## Work order 1
In the passage on partial-day fasting, which blessing of the private Amidah receives Aneinu?
## Work order 2
From the passage on partial-day fasting, quote the text from "Terumat Hadeshen #157, however, reports" up to and including "other later authorities.".

Shulhan Arukh OH 562:1 affirms that a partial day fast is not ritually/liturgically meaningful.**

Terumat Hadeshen #157, however, reports that the practice in his community is for grooms to fast a partial day when a wedding is held on Friday afternoon, and argues that this practice is consistent with the permission for תענית שעות, without fully making his case. Rema settles on a kind of compromise position: 1) A part-day fast by a community cannot trigger changes in communal liturgy, such as the added berakhah in the public Amidah. 2) One may commit to fasting part of the day and add Aneinu into the private Amidah, since this is added into שמע קולנו, the blessing that is a fitting receptacle for all private requests. The partial day fast has enough integrity to be referred to as ביום צום תעניתנו. This practice is affirmed by Magen Avraham, Mishnah Berurah and many other later authorities.

In sum, one taking on an optional fast day (which includes the case of one who chooses to fast on public fast days that s/he believes are optional today), can choose to fast until Minhah, insert Aneinu into Minhah and then break the fast. But no changes should be made to the public Amidah in Minhah in that situation, even if the entire community is fasting a partial day.

Note that Taanis 12 says about a ta'anis because of a dream that one fasts the day after the dream even though it was not originally planned. However, that is a full day fast.

תענית יב”

Fasting for a bad dream

רבה בר מחסטא אמר רב חמא בר גוריא אמר רב יפה תענית ואמרלחלו כא לנעורת ואמר רב חסדא ובו ביו וא”ר יוס ואפילו בשבת

And Rabbah bar Mechasya said in the name of R’ Chama bar Gurya who said in the name of Rav a fast is helpful [to nullify the harmful message] of a dream as fire is [effective to burning] flax. And R’ Chisda said [that it must be observed] that day and R’ Yosef said [that it may be observed] even on Shabbos.

The Tur 1 cites opinions who assert that nowadays people should not fast on Shabbos if they experience a bad dream because we no longer know how to properly interpret dreams to know whether the dream portends good or bad things to come. Rav Schneur Zalman of Liadi 2, the Shulchan Aruch HaRav, explains that this applies even to those dreams that were explained by Chazal. Just like medical treatments men-tioned by Chazal are no longer practiced, so too their interpretation of dreams is no longer practiced. Therefore, one should not fast on Shabbos since we are uncertain whether the dream is truly bad. Rav Yaakov Chaim Sofer 3, the Kaf HaChaim, cites opinions who advise that rather than fasting on Shabbos following a bad dream one should refrain from talking with oth-ers and recite the entire book of Tehillim. On Sunday if they wish to fast they may fast and the appropriate tzedakah should be given at that time.

  • So you can fast half a day but you have to decide it the day before?
    – Aigle
    Aug 25, 2016 at 15:00
  • That is what Shmuel says explicitly. and what Rambam understands Rav Hisda to say. It also appears to be what the Terumat hadeshen and the Rema say at the end. Aug 25, 2016 at 15:03
  • But why a day before?
    – Aigle
    Aug 25, 2016 at 22:07
  • @Eagle You are supposed to declare it at the previous Mincha and not decide at the last minute. However, it is possible that a "dream taanis" has different rules but you would have to look that up. Aug 25, 2016 at 23:22

The Ba'al HaTanya writes in Igeret HaTeshuvah chapter 3 concerning breaking up personal fasts into half days. He cites the Yerushalmi that fasting until chatzot is still considered a fast. This can be found in Nedarim 8:1, Gemara beginning with "Rabbi Acha" and it continues with a few examples of rabbis taking on partial fasts.

## Information provided
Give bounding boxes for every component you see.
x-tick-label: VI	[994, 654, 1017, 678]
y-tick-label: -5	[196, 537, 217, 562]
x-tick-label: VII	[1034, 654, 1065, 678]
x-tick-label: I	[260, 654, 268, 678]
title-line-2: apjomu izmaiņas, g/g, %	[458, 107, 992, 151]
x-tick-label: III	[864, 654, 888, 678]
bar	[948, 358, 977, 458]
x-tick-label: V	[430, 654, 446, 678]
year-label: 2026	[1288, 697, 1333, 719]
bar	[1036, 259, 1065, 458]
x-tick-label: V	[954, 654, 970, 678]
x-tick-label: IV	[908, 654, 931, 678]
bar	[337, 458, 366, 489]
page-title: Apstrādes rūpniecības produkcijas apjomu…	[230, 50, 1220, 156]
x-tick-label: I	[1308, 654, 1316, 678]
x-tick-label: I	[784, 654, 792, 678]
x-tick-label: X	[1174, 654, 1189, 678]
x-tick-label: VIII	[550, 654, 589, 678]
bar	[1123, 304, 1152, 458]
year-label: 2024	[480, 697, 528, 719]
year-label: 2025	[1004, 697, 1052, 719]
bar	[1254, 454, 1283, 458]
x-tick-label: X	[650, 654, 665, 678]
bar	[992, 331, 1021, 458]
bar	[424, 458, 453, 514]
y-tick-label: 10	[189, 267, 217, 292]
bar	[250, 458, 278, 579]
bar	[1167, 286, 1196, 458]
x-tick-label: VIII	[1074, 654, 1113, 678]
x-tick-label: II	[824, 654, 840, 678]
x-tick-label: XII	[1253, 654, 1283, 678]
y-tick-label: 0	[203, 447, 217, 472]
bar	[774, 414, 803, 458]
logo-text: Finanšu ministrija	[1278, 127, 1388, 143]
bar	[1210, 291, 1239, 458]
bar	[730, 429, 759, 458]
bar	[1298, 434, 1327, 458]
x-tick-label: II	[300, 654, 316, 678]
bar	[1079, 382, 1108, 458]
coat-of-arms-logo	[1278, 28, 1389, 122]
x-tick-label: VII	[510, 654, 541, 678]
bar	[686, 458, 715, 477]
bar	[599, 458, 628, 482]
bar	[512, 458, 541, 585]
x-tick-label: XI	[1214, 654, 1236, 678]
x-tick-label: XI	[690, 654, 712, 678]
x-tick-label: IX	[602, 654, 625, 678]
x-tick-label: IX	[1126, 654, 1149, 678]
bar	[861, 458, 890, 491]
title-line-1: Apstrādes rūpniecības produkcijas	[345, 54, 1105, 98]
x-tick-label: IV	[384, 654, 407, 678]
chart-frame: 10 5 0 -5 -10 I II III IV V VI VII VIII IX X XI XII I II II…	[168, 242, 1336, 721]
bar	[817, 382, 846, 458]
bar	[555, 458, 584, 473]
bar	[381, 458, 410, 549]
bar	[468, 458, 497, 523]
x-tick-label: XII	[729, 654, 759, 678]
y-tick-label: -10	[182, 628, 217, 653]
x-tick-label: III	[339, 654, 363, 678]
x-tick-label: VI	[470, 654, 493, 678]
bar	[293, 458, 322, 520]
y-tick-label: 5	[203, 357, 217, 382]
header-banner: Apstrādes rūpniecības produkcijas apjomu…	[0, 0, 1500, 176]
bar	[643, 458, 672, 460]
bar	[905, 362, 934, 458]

## Exercise output 1
שמע קולנו

## Exercise output 2
Terumat Hadeshen #157, however, reports that the practice in his community is for grooms to fast a partial day when a wedding is held on Friday afternoon, and argues that this practice is consistent with the permission for תענית שעות, without fully making his case. Rema settles on a kind of compromise position: 1) A part-day fast by a community cannot trigger changes in communal liturgy, such as the added berakhah in the public Amidah. 2) One may commit to fasting part of the day and add Aneinu into the private Amidah, since this is added into שמע קולנו, the blessing that is a fitting receptacle for all private requests. The partial day fast has enough integrity to be referred to as ביום צום תעניתנו. This practice is affirmed by Magen Avraham, Mishnah Berurah and many other later authorities.